Task brief: Omit the images. Copy each entry word for word.
— Begin Stored data —
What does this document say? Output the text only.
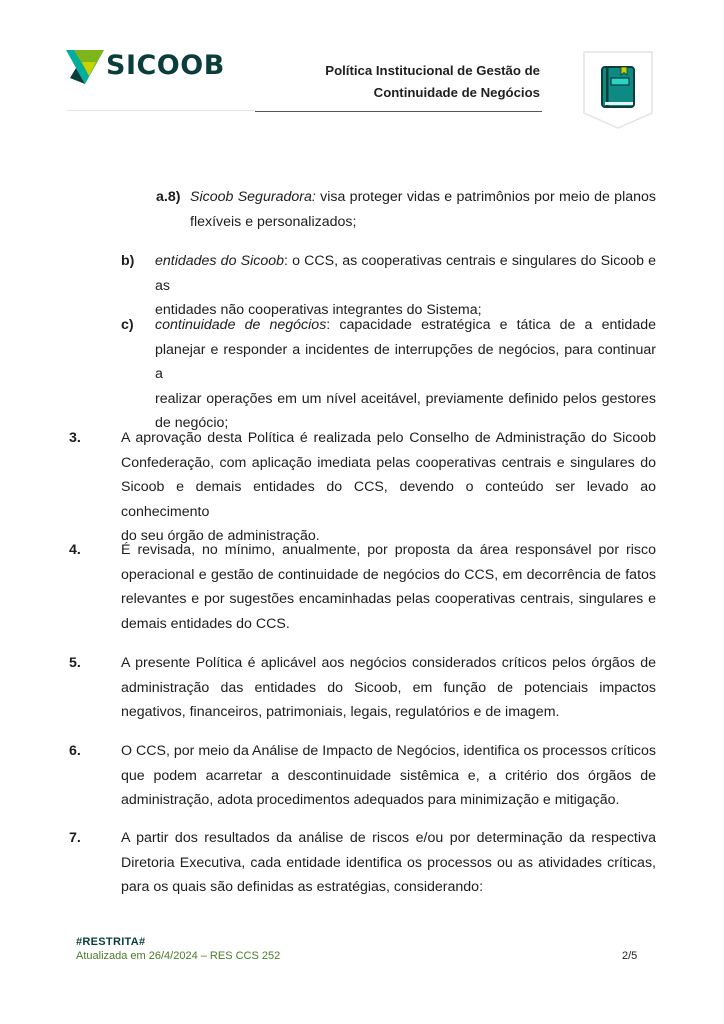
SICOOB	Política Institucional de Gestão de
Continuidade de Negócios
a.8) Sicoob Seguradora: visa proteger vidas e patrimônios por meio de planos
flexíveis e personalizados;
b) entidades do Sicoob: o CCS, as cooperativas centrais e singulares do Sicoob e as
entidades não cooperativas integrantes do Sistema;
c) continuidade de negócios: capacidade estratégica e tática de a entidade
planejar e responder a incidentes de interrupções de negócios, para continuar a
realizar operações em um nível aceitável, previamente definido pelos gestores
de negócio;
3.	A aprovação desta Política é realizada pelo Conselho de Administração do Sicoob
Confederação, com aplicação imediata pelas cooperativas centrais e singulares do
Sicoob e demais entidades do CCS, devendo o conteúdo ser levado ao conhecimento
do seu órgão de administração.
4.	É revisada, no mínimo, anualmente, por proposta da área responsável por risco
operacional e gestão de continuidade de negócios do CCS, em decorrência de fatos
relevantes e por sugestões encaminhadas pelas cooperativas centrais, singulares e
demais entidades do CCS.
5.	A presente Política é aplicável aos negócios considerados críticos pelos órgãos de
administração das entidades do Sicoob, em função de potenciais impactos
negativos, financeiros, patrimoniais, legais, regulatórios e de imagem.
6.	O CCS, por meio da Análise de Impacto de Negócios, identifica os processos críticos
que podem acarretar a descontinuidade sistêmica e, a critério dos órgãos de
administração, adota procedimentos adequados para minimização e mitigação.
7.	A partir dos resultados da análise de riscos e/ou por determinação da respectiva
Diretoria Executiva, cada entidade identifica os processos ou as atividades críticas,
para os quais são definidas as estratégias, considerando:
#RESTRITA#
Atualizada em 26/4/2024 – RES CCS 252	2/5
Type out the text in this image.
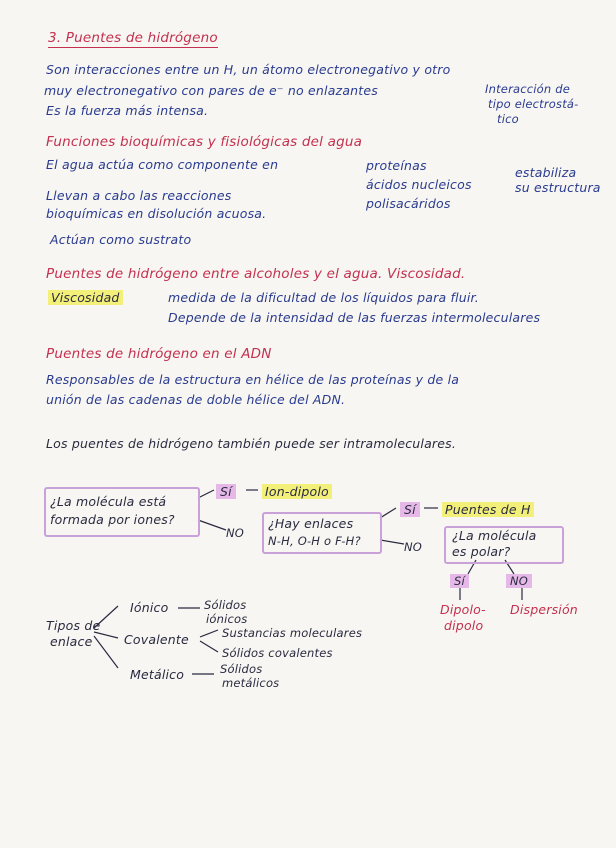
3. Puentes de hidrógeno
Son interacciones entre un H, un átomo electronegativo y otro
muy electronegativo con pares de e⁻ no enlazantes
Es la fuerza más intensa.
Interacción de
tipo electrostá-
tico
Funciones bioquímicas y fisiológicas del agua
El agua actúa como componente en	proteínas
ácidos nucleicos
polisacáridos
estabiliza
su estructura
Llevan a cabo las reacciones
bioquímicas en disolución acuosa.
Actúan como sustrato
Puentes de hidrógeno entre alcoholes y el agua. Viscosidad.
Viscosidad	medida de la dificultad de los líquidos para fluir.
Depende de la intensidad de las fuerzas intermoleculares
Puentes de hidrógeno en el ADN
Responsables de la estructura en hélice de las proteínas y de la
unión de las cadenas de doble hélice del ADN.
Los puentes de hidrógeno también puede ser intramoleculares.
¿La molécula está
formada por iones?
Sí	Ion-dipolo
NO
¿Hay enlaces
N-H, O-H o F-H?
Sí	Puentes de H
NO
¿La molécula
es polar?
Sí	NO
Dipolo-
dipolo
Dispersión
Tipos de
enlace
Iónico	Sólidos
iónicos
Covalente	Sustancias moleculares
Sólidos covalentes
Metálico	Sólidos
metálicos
— End Stored data —
Task response:
What does this document say? Output the text only.
SICOOB	Política Institucional de Gestão de
Continuidade de Negócios
a.8) Sicoob Seguradora: visa proteger vidas e patrimônios por meio de planos
flexíveis e personalizados;
b) entidades do Sicoob: o CCS, as cooperativas centrais e singulares do Sicoob e as
entidades não cooperativas integrantes do Sistema;
c) continuidade de negócios: capacidade estratégica e tática de a entidade
planejar e responder a incidentes de interrupções de negócios, para continuar a
realizar operações em um nível aceitável, previamente definido pelos gestores
de negócio;
3.	A aprovação desta Política é realizada pelo Conselho de Administração do Sicoob
Confederação, com aplicação imediata pelas cooperativas centrais e singulares do
Sicoob e demais entidades do CCS, devendo o conteúdo ser levado ao conhecimento
do seu órgão de administração.
4.	É revisada, no mínimo, anualmente, por proposta da área responsável por risco
operacional e gestão de continuidade de negócios do CCS, em decorrência de fatos
relevantes e por sugestões encaminhadas pelas cooperativas centrais, singulares e
demais entidades do CCS.
5.	A presente Política é aplicável aos negócios considerados críticos pelos órgãos de
administração das entidades do Sicoob, em função de potenciais impactos
negativos, financeiros, patrimoniais, legais, regulatórios e de imagem.
6.	O CCS, por meio da Análise de Impacto de Negócios, identifica os processos críticos
que podem acarretar a descontinuidade sistêmica e, a critério dos órgãos de
administração, adota procedimentos adequados para minimização e mitigação.
7.	A partir dos resultados da análise de riscos e/ou por determinação da respectiva
Diretoria Executiva, cada entidade identifica os processos ou as atividades críticas,
para os quais são definidas as estratégias, considerando:
#RESTRITA#
Atualizada em 26/4/2024 – RES CCS 252	2/5
Type out the text in this image.
3. Puentes de hidrógeno
Son interacciones entre un H, un átomo electronegativo y otro
muy electronegativo con pares de e⁻ no enlazantes
Es la fuerza más intensa.
Interacción de
tipo electrostá-
tico
Funciones bioquímicas y fisiológicas del agua
El agua actúa como componente en	proteínas
ácidos nucleicos
polisacáridos
estabiliza
su estructura
Llevan a cabo las reacciones
bioquímicas en disolución acuosa.
Actúan como sustrato
Puentes de hidrógeno entre alcoholes y el agua. Viscosidad.
Viscosidad	medida de la dificultad de los líquidos para fluir.
Depende de la intensidad de las fuerzas intermoleculares
Puentes de hidrógeno en el ADN
Responsables de la estructura en hélice de las proteínas y de la
unión de las cadenas de doble hélice del ADN.
Los puentes de hidrógeno también puede ser intramoleculares.
¿La molécula está
formada por iones?
Sí	Ion-dipolo
NO
¿Hay enlaces
N-H, O-H o F-H?
Sí	Puentes de H
NO
¿La molécula
es polar?
Sí	NO
Dipolo-
dipolo
Dispersión
Tipos de
enlace
Iónico	Sólidos
iónicos
Covalente	Sustancias moleculares
Sólidos covalentes
Metálico	Sólidos
metálicos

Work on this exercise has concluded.